Exercise directions
Everything from the line containing "OCR this image." to the final line of the records below should be given again exactly, and nothing else.

# start of Data in this exercise

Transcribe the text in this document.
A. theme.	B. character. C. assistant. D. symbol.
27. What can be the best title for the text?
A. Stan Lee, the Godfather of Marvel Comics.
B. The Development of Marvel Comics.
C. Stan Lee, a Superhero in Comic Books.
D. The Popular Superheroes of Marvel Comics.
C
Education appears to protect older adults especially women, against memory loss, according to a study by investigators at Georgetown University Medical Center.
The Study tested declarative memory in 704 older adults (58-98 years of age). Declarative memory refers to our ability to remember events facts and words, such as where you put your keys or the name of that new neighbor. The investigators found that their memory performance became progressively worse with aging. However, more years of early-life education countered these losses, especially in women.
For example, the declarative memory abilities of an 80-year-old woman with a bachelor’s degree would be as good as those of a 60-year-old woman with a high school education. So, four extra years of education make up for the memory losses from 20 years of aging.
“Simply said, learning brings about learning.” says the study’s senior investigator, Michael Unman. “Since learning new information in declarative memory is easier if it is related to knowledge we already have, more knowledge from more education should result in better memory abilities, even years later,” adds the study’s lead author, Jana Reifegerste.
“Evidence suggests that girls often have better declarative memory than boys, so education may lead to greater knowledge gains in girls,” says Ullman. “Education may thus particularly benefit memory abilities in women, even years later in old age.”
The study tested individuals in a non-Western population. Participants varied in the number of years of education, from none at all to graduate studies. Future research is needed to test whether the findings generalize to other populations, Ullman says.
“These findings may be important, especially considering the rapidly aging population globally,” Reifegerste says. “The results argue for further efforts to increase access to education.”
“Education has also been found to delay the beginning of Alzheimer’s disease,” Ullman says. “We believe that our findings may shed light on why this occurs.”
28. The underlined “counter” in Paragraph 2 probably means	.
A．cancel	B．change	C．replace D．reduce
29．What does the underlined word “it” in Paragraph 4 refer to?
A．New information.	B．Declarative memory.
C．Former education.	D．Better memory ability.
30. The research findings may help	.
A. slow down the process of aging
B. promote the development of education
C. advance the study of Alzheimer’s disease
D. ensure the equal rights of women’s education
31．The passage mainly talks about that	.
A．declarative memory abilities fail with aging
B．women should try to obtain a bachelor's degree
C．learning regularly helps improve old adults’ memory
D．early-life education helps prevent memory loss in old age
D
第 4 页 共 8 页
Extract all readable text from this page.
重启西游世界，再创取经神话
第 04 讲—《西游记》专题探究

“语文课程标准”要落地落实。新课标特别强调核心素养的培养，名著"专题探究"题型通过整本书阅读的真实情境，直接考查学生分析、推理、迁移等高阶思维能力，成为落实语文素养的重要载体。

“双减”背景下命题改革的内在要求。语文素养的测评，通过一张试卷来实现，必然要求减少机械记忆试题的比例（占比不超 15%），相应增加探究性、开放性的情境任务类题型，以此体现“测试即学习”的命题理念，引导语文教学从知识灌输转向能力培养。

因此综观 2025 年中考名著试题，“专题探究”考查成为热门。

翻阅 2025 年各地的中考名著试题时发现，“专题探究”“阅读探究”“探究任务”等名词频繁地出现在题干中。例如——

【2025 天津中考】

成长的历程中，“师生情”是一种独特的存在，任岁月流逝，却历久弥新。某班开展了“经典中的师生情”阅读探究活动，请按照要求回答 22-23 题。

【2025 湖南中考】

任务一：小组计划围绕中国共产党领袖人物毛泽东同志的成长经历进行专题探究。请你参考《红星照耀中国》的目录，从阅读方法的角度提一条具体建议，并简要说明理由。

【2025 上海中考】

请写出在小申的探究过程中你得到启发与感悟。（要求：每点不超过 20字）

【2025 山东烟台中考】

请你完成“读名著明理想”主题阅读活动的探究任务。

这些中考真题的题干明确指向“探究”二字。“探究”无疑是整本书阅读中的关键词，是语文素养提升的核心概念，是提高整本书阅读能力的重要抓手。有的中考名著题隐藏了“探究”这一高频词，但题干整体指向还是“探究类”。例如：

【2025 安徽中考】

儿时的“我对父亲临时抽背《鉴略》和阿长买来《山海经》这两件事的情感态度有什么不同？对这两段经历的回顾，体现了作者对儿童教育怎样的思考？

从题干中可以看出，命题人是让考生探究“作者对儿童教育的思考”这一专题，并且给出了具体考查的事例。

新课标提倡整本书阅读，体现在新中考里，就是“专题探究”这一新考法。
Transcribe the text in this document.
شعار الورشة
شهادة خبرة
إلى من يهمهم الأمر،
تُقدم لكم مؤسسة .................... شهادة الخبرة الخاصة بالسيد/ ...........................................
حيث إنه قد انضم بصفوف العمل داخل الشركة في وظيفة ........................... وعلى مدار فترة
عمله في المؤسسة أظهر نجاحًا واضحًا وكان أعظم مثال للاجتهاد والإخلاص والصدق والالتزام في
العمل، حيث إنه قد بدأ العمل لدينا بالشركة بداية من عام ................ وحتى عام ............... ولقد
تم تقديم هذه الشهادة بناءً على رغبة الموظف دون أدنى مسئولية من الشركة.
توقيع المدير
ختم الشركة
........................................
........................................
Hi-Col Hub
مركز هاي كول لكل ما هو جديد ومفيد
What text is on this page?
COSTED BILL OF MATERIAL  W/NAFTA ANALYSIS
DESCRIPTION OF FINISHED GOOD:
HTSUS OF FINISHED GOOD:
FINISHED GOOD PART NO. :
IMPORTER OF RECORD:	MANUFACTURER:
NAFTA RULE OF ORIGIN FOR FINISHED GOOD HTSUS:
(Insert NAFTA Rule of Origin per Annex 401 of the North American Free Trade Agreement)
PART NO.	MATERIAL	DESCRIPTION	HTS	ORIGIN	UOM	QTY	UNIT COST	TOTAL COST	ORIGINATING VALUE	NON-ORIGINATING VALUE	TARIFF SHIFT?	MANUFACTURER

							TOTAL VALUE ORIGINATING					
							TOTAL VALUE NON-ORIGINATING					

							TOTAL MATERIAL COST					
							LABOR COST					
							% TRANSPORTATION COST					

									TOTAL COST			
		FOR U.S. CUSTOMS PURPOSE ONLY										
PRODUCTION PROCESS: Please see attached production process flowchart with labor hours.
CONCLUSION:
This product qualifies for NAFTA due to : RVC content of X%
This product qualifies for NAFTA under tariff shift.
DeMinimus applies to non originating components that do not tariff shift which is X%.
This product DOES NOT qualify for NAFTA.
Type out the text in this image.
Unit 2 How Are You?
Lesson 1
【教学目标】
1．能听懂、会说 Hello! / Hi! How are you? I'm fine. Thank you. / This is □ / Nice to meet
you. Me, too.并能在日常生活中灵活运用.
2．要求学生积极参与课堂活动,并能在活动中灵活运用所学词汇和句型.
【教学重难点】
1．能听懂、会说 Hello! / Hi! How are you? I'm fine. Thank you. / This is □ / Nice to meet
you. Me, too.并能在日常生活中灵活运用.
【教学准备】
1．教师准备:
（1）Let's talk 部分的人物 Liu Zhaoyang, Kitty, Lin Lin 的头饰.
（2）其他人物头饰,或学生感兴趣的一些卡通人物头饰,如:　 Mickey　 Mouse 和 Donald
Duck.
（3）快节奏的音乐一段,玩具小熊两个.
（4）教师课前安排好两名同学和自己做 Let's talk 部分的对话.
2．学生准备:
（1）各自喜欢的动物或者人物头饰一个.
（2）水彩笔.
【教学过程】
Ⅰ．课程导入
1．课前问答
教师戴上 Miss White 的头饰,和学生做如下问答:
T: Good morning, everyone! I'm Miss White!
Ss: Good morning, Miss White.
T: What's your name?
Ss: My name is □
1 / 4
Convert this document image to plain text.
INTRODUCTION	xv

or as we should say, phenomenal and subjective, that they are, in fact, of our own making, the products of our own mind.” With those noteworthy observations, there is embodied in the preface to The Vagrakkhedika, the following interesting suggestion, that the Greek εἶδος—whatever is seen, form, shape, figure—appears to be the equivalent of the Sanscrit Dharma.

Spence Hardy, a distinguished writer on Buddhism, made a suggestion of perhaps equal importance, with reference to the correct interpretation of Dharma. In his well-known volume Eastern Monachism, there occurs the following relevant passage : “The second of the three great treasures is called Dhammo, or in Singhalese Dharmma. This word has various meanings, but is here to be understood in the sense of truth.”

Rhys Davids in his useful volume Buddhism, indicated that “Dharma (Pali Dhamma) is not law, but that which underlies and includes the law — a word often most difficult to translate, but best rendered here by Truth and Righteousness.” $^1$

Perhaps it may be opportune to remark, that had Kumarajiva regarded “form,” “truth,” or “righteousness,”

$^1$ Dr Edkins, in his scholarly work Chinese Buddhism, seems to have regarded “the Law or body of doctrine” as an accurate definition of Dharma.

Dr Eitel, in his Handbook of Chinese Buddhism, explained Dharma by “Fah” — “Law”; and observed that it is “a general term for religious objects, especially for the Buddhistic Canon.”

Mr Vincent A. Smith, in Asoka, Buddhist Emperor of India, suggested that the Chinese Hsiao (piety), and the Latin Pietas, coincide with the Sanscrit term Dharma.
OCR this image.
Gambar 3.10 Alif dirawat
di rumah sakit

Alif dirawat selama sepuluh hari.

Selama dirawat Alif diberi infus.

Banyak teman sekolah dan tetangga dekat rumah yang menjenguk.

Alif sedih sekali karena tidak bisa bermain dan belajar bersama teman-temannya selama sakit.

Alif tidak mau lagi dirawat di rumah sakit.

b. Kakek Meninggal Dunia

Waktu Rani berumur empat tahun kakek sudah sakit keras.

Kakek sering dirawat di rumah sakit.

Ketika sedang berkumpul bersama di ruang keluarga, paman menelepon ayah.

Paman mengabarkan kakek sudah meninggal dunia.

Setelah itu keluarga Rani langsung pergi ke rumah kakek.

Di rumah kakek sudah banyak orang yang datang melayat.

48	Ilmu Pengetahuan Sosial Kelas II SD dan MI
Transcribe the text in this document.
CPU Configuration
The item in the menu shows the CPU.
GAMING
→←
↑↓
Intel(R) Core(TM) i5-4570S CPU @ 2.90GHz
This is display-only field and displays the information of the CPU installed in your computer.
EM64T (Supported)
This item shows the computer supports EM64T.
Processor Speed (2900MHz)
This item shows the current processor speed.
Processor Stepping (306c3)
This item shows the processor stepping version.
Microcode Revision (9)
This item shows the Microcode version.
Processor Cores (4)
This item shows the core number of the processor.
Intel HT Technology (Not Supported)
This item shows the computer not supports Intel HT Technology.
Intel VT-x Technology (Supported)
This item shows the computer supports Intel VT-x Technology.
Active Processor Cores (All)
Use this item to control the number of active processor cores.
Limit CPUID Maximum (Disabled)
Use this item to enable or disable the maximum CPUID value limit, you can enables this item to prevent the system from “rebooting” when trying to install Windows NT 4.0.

# end of Data in this exercise

Answer in full
OCR this image.
Gambar 3.10 Alif dirawat
di rumah sakit

Alif dirawat selama sepuluh hari.

Selama dirawat Alif diberi infus.

Banyak teman sekolah dan tetangga dekat rumah yang menjenguk.

Alif sedih sekali karena tidak bisa bermain dan belajar bersama teman-temannya selama sakit.

Alif tidak mau lagi dirawat di rumah sakit.

b. Kakek Meninggal Dunia

Waktu Rani berumur empat tahun kakek sudah sakit keras.

Kakek sering dirawat di rumah sakit.

Ketika sedang berkumpul bersama di ruang keluarga, paman menelepon ayah.

Paman mengabarkan kakek sudah meninggal dunia.

Setelah itu keluarga Rani langsung pergi ke rumah kakek.

Di rumah kakek sudah banyak orang yang datang melayat.

48	Ilmu Pengetahuan Sosial Kelas II SD dan MI
Transcribe the text in this document.
CPU Configuration
The item in the menu shows the CPU.
GAMING
→←
↑↓
Intel(R) Core(TM) i5-4570S CPU @ 2.90GHz
This is display-only field and displays the information of the CPU installed in your computer.
EM64T (Supported)
This item shows the computer supports EM64T.
Processor Speed (2900MHz)
This item shows the current processor speed.
Processor Stepping (306c3)
This item shows the processor stepping version.
Microcode Revision (9)
This item shows the Microcode version.
Processor Cores (4)
This item shows the core number of the processor.
Intel HT Technology (Not Supported)
This item shows the computer not supports Intel HT Technology.
Intel VT-x Technology (Supported)
This item shows the computer supports Intel VT-x Technology.
Active Processor Cores (All)
Use this item to control the number of active processor cores.
Limit CPUID Maximum (Disabled)
Use this item to enable or disable the maximum CPUID value limit, you can enables this item to prevent the system from “rebooting” when trying to install Windows NT 4.0.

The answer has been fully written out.